◆ Task details
Gather all lines in the records below that include the word "gripă".

-- Begin Records for processing --

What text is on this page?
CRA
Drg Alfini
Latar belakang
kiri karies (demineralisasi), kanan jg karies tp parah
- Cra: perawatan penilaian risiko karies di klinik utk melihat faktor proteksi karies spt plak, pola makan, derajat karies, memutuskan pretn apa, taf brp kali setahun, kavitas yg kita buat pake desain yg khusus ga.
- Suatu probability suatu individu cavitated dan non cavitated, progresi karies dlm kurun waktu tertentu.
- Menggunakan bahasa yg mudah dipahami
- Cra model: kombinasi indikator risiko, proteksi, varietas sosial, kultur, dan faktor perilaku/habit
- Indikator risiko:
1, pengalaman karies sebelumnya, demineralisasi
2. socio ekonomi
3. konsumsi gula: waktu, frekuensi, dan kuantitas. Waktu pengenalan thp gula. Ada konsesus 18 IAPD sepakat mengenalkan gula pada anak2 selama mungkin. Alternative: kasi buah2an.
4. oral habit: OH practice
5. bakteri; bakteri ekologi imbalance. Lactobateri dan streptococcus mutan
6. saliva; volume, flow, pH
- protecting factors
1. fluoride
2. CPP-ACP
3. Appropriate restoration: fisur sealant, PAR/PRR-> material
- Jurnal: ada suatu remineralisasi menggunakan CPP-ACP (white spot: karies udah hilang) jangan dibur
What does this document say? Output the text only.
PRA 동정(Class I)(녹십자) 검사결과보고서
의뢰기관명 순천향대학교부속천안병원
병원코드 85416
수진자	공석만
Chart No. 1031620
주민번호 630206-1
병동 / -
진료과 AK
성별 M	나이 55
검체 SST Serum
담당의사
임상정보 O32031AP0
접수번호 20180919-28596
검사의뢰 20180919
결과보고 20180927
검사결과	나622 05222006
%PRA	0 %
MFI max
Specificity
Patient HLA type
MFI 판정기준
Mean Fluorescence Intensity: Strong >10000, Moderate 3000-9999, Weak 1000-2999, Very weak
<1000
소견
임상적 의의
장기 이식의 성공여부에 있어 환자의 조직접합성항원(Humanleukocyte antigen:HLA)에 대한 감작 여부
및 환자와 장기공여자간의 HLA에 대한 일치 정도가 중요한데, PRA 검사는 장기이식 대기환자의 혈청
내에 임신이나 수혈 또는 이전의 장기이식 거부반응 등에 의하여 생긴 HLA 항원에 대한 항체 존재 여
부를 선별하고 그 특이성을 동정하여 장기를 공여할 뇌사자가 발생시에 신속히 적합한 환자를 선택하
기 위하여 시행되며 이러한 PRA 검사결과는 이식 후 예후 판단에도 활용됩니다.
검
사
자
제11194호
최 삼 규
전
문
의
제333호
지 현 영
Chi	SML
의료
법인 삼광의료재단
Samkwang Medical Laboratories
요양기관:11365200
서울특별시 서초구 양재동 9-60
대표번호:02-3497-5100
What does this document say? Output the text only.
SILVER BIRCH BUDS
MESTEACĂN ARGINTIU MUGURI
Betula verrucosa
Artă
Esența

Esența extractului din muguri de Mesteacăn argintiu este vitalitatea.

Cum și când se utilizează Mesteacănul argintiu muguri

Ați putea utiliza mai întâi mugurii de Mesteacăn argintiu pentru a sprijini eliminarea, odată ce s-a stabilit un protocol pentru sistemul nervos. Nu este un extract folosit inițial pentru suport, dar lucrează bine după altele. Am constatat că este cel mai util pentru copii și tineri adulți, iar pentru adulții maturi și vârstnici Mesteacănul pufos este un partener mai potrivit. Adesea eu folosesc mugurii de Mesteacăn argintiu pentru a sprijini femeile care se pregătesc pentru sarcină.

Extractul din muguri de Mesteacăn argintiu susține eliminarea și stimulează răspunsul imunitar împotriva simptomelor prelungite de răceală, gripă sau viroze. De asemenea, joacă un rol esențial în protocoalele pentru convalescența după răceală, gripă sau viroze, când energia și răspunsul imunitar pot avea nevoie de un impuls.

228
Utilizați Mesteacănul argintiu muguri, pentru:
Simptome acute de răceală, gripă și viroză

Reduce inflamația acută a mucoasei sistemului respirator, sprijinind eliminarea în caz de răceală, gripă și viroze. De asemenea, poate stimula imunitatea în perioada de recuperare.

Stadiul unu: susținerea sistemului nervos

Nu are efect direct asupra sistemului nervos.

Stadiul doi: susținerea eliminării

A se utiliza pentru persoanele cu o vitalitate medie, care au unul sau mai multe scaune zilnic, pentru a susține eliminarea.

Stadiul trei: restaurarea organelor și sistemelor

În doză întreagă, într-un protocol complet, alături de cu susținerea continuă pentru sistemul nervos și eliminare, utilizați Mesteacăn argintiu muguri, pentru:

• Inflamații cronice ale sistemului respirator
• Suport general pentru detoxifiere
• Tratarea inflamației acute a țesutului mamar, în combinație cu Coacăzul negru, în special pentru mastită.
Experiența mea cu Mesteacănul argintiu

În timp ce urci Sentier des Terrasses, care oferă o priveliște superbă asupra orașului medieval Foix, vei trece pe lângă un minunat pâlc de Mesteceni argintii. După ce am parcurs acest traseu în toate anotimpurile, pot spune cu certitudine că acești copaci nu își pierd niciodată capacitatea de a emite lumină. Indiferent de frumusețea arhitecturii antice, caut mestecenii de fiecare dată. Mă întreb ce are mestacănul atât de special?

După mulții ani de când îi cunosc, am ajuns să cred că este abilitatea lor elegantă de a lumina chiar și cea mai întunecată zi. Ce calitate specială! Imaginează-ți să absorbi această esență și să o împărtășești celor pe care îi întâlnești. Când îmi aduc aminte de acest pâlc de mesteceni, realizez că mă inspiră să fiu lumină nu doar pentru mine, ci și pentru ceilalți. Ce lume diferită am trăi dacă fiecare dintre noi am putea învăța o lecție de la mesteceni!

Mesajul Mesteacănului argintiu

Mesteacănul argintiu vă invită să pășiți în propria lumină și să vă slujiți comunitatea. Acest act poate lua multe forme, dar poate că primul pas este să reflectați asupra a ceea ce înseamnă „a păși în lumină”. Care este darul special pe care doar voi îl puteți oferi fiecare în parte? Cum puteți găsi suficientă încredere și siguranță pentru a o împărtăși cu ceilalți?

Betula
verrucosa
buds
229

-- End Records for processing --

◆ Complete output
Extractul din muguri de Mesteacăn argintiu susține eliminarea și stimulează răspunsul imunitar împotriva simptomelor prelungite de răceală, gripă sau viroze. De asemenea, joacă un rol esențial în protocoalele pentru convalescența după răceală, gripă sau viroze, când energia și răspunsul imunitar pot avea nevoie de un impuls.
Simptome acute de răceală, gripă și viroză
Reduce inflamația acută a mucoasei sistemului respirator, sprijinind eliminarea în caz de răceală, gripă și viroze. De asemenea, poate stimula imunitatea în perioada de recuperare.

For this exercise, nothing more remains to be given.